» **EXERCISE BRIEF**
Copy every line that mentions the word "type".

» **DATA**
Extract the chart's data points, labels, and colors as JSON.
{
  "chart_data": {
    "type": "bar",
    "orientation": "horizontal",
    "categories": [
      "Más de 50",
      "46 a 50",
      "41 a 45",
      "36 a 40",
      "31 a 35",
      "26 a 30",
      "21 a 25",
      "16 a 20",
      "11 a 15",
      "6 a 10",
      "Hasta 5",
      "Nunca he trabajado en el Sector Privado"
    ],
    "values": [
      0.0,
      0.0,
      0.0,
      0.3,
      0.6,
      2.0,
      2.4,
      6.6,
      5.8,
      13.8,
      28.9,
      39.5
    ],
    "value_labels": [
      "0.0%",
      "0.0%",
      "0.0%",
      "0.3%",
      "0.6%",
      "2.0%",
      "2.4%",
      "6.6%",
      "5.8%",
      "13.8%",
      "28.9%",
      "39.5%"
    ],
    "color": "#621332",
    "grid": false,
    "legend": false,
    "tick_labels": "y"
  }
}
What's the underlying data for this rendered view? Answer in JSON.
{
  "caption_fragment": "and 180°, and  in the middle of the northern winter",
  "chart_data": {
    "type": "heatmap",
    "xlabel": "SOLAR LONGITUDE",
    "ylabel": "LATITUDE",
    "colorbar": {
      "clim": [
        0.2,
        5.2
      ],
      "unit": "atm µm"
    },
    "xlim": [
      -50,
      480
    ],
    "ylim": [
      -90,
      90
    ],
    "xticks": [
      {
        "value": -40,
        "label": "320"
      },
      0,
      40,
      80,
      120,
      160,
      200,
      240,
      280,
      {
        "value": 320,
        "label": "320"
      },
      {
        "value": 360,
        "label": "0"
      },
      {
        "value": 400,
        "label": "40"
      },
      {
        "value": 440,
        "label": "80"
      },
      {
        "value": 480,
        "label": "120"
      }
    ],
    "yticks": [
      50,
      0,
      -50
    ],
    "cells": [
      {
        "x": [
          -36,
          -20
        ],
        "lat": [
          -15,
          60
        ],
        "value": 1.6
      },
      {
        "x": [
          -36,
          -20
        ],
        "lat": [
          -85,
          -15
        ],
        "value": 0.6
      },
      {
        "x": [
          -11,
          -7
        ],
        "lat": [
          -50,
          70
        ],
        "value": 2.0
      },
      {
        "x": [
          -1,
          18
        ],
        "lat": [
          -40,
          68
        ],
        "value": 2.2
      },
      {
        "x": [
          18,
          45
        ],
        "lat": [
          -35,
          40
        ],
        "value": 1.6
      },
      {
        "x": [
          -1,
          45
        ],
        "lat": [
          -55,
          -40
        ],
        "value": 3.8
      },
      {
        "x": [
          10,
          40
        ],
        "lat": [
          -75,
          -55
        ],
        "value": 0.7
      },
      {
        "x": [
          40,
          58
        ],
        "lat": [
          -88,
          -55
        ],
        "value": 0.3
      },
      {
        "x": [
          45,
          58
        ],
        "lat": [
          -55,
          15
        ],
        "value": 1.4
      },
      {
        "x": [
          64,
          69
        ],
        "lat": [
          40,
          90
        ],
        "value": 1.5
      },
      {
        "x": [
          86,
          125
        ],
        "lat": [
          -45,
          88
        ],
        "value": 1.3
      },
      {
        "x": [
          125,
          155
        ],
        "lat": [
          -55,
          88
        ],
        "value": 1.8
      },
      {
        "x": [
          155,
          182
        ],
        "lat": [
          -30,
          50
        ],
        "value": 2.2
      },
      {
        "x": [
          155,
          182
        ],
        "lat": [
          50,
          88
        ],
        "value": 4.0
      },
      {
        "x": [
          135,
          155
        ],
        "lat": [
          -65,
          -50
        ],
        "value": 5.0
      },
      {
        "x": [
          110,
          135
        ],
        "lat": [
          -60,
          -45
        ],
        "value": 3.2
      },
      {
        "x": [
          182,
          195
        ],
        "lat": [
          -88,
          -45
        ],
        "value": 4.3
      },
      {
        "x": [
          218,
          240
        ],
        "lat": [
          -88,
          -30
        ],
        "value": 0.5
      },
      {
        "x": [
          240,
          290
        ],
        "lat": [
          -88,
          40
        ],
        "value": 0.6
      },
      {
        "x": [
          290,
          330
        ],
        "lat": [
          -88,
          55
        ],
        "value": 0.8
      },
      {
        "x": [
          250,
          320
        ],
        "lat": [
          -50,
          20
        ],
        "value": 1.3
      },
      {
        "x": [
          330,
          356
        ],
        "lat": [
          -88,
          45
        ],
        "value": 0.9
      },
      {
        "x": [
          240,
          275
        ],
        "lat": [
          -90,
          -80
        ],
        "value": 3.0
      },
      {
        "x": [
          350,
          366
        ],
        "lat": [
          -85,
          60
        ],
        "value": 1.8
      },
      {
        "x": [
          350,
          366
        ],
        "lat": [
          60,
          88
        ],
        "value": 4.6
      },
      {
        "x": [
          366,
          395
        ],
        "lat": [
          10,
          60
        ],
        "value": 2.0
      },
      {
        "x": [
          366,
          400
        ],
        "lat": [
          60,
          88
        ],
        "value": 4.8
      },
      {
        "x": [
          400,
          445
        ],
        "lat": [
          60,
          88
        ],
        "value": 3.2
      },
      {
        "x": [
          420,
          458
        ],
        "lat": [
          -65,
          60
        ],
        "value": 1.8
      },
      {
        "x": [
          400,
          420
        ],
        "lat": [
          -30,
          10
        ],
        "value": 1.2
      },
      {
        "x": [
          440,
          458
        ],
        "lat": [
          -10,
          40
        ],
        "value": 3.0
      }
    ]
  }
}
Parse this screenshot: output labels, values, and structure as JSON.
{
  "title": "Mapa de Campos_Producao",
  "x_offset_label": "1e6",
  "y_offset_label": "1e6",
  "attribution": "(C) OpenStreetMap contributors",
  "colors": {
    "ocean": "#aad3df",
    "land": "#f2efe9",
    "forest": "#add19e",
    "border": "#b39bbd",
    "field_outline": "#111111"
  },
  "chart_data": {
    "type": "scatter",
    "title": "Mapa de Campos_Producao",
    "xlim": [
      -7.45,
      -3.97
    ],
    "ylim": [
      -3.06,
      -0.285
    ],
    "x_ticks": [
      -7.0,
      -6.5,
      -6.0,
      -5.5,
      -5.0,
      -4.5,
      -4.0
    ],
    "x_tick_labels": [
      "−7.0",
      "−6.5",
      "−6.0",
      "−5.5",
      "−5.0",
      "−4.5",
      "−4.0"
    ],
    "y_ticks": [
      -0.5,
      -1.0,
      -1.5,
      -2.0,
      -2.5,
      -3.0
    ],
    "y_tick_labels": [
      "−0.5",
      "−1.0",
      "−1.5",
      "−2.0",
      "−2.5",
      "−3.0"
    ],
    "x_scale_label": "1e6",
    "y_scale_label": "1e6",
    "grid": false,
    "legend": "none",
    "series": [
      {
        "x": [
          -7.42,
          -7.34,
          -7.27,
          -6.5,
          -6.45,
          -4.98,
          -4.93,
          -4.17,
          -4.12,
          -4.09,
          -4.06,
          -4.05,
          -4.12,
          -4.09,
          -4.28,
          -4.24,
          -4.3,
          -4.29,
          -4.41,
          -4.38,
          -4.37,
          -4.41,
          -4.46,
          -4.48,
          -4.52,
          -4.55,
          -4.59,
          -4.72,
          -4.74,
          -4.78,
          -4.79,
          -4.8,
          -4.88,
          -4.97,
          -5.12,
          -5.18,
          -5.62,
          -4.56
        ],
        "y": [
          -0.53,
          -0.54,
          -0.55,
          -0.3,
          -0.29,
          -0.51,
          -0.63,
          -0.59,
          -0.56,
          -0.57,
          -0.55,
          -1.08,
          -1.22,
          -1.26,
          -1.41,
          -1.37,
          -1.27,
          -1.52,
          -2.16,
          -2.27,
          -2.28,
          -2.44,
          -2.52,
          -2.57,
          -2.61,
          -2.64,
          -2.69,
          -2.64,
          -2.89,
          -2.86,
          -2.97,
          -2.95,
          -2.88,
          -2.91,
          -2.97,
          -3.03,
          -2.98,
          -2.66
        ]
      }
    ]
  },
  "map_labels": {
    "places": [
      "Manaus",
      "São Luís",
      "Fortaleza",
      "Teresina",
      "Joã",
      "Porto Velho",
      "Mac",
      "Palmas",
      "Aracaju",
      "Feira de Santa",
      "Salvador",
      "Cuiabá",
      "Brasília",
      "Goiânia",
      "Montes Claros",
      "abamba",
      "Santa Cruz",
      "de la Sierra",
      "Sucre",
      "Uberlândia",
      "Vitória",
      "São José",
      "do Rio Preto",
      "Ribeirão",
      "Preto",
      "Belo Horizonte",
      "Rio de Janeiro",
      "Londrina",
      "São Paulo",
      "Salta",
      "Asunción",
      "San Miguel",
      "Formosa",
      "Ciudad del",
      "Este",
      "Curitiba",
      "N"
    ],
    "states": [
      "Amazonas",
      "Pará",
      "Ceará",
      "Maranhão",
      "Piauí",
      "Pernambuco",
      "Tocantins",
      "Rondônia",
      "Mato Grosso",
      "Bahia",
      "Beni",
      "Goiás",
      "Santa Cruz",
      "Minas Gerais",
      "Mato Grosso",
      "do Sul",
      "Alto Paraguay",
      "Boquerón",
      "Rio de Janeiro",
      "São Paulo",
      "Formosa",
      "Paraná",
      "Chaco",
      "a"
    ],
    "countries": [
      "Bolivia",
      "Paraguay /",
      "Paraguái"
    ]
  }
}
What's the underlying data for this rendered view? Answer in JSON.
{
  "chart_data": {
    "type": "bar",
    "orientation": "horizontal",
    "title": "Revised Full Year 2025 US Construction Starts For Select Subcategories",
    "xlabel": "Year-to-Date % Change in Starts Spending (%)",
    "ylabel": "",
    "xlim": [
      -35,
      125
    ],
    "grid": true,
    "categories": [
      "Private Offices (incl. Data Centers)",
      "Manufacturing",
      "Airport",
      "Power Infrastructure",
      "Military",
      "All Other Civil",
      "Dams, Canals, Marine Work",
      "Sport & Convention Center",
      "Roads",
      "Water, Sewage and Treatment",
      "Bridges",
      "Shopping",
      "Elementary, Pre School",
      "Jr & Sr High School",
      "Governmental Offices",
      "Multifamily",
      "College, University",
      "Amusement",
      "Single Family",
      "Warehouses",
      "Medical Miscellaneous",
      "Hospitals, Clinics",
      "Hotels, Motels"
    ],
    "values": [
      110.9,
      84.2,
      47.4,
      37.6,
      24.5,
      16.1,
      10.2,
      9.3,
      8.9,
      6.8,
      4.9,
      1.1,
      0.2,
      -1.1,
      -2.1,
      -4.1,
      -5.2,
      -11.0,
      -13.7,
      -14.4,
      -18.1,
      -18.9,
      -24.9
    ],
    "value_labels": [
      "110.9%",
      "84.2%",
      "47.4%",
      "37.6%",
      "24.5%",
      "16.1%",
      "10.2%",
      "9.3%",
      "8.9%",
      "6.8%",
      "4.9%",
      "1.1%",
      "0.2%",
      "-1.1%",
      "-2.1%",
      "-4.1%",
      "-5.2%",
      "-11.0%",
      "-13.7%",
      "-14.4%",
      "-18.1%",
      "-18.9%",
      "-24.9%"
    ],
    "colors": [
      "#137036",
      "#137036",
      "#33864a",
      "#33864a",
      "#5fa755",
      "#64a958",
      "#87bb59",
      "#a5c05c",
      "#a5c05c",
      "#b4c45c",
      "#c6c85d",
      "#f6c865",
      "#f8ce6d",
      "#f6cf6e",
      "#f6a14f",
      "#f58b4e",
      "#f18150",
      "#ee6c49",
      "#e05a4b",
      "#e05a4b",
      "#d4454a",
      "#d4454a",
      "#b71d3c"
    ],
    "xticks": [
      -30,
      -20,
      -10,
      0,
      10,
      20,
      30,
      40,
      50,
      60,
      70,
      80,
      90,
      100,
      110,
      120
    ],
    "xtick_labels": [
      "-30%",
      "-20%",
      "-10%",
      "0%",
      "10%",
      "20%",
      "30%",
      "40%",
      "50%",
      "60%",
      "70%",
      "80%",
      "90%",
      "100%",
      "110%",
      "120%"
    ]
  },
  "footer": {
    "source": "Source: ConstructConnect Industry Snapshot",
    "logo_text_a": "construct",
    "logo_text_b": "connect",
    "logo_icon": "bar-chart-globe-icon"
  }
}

» **THE REPLY**
    "type": "bar",
    "type": "heatmap",
    "type": "scatter",
    "type": "bar",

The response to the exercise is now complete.